WHAT YOU HAVE TO DO. Retype the whole listing, please, keeping every line exact and dropping the pictures.

GIVEN DATA.

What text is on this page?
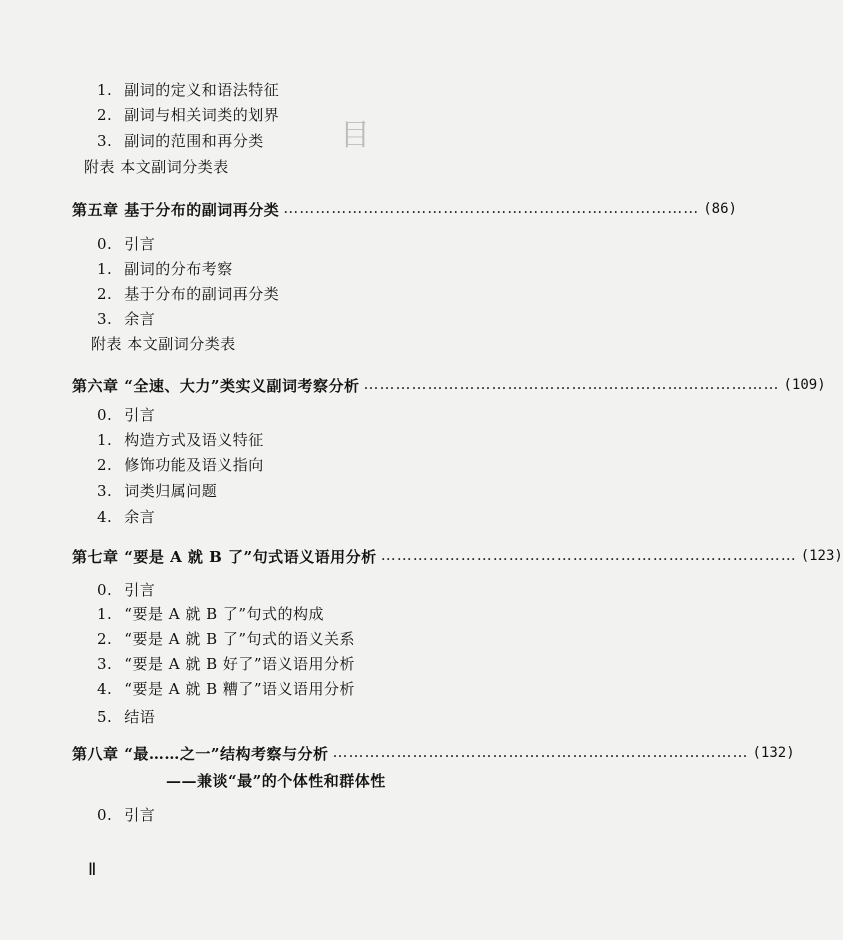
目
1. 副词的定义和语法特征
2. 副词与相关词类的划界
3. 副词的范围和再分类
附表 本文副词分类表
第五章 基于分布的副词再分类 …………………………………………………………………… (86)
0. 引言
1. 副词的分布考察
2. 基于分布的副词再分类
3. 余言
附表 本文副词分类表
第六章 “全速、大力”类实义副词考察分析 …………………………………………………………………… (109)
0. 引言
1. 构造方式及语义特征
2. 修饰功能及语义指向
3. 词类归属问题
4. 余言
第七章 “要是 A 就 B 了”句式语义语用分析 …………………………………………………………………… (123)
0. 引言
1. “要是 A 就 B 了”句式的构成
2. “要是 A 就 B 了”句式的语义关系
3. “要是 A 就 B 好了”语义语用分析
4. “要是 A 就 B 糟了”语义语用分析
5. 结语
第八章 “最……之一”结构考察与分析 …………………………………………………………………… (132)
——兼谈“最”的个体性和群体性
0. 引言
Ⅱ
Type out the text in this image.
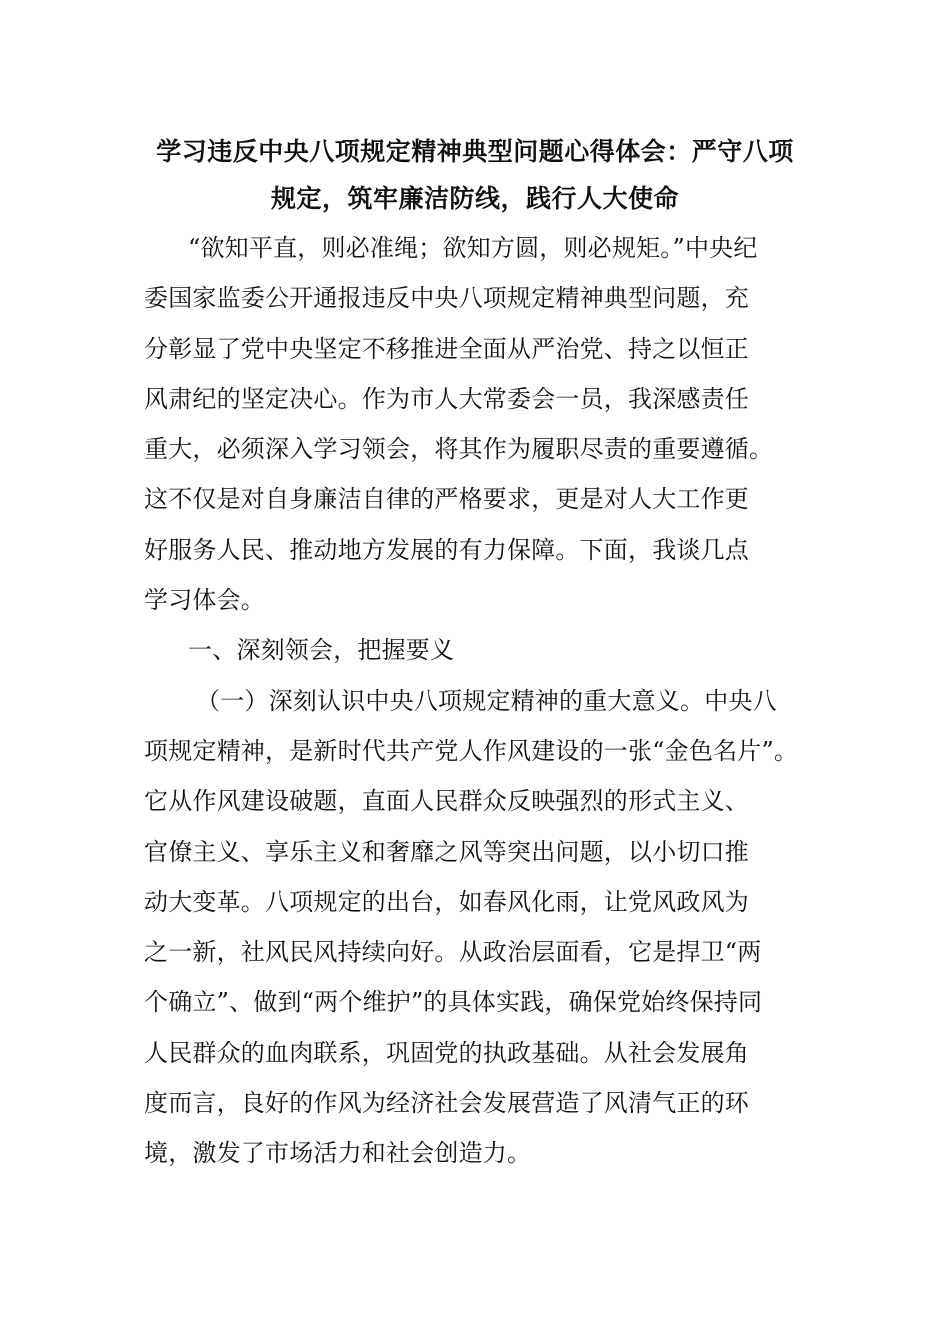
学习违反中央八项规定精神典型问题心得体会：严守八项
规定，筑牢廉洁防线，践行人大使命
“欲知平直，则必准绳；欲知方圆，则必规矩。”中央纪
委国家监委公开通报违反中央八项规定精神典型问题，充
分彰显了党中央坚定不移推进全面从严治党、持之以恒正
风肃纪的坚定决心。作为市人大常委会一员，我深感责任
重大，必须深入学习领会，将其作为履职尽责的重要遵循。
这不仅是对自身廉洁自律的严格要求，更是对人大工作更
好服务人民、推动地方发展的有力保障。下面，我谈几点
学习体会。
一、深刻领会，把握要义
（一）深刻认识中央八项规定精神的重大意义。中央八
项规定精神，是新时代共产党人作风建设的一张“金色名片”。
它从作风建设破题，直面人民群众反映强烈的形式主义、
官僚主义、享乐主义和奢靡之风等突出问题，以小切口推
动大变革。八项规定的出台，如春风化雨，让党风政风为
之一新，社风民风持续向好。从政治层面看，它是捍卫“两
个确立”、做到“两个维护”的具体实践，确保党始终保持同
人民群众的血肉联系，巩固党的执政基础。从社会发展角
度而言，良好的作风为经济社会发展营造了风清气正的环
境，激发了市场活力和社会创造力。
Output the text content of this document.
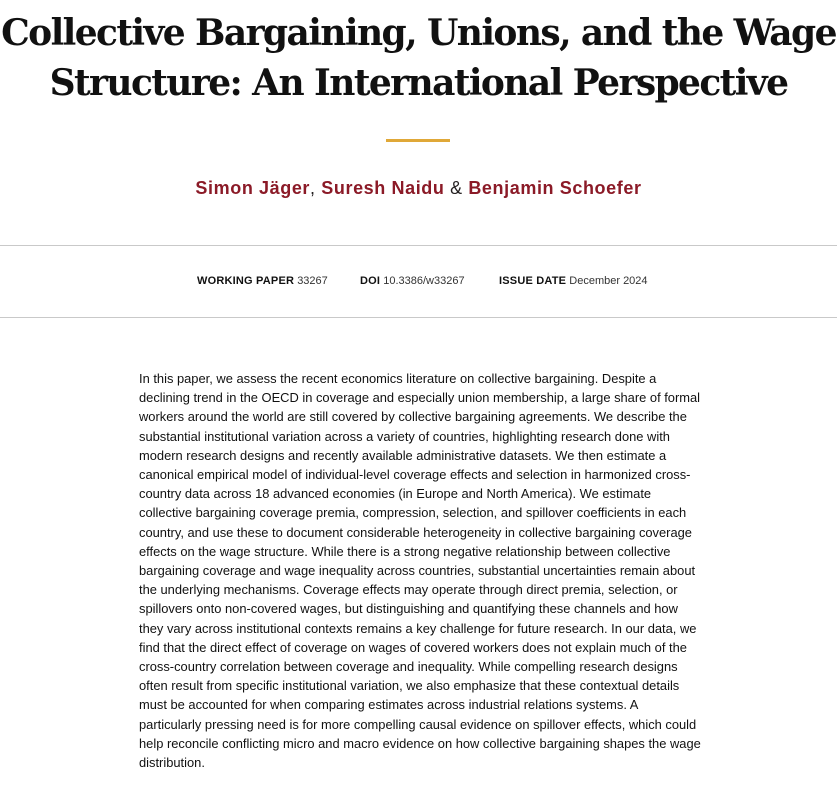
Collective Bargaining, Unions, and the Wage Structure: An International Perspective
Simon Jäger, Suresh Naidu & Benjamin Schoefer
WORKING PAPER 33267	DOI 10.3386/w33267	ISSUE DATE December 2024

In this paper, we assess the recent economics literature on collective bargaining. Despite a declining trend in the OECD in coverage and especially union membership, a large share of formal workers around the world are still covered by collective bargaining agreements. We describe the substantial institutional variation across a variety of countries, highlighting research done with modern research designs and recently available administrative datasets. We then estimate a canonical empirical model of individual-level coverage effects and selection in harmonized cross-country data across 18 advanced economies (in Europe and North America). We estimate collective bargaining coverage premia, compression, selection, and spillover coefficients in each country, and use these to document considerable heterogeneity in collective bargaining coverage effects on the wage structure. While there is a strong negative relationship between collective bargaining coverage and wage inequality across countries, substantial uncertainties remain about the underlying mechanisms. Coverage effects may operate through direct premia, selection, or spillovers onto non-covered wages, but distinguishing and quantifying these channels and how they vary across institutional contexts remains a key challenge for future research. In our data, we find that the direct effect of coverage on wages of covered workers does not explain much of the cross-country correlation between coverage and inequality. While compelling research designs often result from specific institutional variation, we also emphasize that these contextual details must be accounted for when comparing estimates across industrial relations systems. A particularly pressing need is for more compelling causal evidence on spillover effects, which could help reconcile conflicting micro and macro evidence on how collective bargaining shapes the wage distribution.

COMPLETED TASK.
What text is on this page?
目
1. 副词的定义和语法特征
2. 副词与相关词类的划界
3. 副词的范围和再分类
附表 本文副词分类表
第五章 基于分布的副词再分类 …………………………………………………………………… (86)
0. 引言
1. 副词的分布考察
2. 基于分布的副词再分类
3. 余言
附表 本文副词分类表
第六章 “全速、大力”类实义副词考察分析 …………………………………………………………………… (109)
0. 引言
1. 构造方式及语义特征
2. 修饰功能及语义指向
3. 词类归属问题
4. 余言
第七章 “要是 A 就 B 了”句式语义语用分析 …………………………………………………………………… (123)
0. 引言
1. “要是 A 就 B 了”句式的构成
2. “要是 A 就 B 了”句式的语义关系
3. “要是 A 就 B 好了”语义语用分析
4. “要是 A 就 B 糟了”语义语用分析
5. 结语
第八章 “最……之一”结构考察与分析 …………………………………………………………………… (132)
——兼谈“最”的个体性和群体性
0. 引言
Ⅱ
Type out the text in this image.
学习违反中央八项规定精神典型问题心得体会：严守八项
规定，筑牢廉洁防线，践行人大使命
“欲知平直，则必准绳；欲知方圆，则必规矩。”中央纪
委国家监委公开通报违反中央八项规定精神典型问题，充
分彰显了党中央坚定不移推进全面从严治党、持之以恒正
风肃纪的坚定决心。作为市人大常委会一员，我深感责任
重大，必须深入学习领会，将其作为履职尽责的重要遵循。
这不仅是对自身廉洁自律的严格要求，更是对人大工作更
好服务人民、推动地方发展的有力保障。下面，我谈几点
学习体会。
一、深刻领会，把握要义
（一）深刻认识中央八项规定精神的重大意义。中央八
项规定精神，是新时代共产党人作风建设的一张“金色名片”。
它从作风建设破题，直面人民群众反映强烈的形式主义、
官僚主义、享乐主义和奢靡之风等突出问题，以小切口推
动大变革。八项规定的出台，如春风化雨，让党风政风为
之一新，社风民风持续向好。从政治层面看，它是捍卫“两
个确立”、做到“两个维护”的具体实践，确保党始终保持同
人民群众的血肉联系，巩固党的执政基础。从社会发展角
度而言，良好的作风为经济社会发展营造了风清气正的环
境，激发了市场活力和社会创造力。
Output the text content of this document.
Collective Bargaining, Unions, and the Wage Structure: An International Perspective
Simon Jäger, Suresh Naidu & Benjamin Schoefer
WORKING PAPER 33267	DOI 10.3386/w33267	ISSUE DATE December 2024

In this paper, we assess the recent economics literature on collective bargaining. Despite a declining trend in the OECD in coverage and especially union membership, a large share of formal workers around the world are still covered by collective bargaining agreements. We describe the substantial institutional variation across a variety of countries, highlighting research done with modern research designs and recently available administrative datasets. We then estimate a canonical empirical model of individual-level coverage effects and selection in harmonized cross-country data across 18 advanced economies (in Europe and North America). We estimate collective bargaining coverage premia, compression, selection, and spillover coefficients in each country, and use these to document considerable heterogeneity in collective bargaining coverage effects on the wage structure. While there is a strong negative relationship between collective bargaining coverage and wage inequality across countries, substantial uncertainties remain about the underlying mechanisms. Coverage effects may operate through direct premia, selection, or spillovers onto non-covered wages, but distinguishing and quantifying these channels and how they vary across institutional contexts remains a key challenge for future research. In our data, we find that the direct effect of coverage on wages of covered workers does not explain much of the cross-country correlation between coverage and inequality. While compelling research designs often result from specific institutional variation, we also emphasize that these contextual details must be accounted for when comparing estimates across industrial relations systems. A particularly pressing need is for more compelling causal evidence on spillover effects, which could help reconcile conflicting micro and macro evidence on how collective bargaining shapes the wage distribution.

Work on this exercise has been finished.